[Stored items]
/---
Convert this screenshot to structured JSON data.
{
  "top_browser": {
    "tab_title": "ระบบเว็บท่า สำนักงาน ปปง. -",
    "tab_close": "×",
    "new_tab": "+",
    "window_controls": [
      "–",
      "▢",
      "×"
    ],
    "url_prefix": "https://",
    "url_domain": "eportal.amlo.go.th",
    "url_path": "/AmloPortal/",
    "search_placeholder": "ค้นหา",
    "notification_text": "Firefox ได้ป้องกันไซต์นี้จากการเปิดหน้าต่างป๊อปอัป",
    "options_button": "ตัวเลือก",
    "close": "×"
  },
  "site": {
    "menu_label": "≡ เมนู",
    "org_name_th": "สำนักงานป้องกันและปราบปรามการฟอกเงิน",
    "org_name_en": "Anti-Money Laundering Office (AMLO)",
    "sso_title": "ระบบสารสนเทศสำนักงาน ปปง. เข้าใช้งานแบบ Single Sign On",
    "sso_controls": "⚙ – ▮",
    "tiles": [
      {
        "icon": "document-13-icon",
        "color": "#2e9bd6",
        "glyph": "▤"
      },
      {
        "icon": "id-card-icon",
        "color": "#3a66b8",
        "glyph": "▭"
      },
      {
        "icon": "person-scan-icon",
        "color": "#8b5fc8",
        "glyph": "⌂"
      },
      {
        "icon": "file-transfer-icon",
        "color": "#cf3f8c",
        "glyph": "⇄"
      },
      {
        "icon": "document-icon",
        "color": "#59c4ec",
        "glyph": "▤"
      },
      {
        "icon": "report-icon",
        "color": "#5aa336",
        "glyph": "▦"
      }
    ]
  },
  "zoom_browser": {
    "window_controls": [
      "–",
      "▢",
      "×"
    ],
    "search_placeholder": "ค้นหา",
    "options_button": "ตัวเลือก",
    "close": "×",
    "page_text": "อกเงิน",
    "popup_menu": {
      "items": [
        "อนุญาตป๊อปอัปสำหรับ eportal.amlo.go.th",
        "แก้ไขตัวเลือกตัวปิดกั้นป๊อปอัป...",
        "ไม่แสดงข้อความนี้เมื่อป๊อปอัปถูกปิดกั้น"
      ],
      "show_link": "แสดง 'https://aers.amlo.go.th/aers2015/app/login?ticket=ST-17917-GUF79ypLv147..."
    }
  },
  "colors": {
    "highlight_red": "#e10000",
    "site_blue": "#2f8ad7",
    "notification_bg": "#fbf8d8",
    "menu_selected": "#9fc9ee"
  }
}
\---
Problem to solve:
Report the number of lines that contain "https", with no other words.

Task solution:
2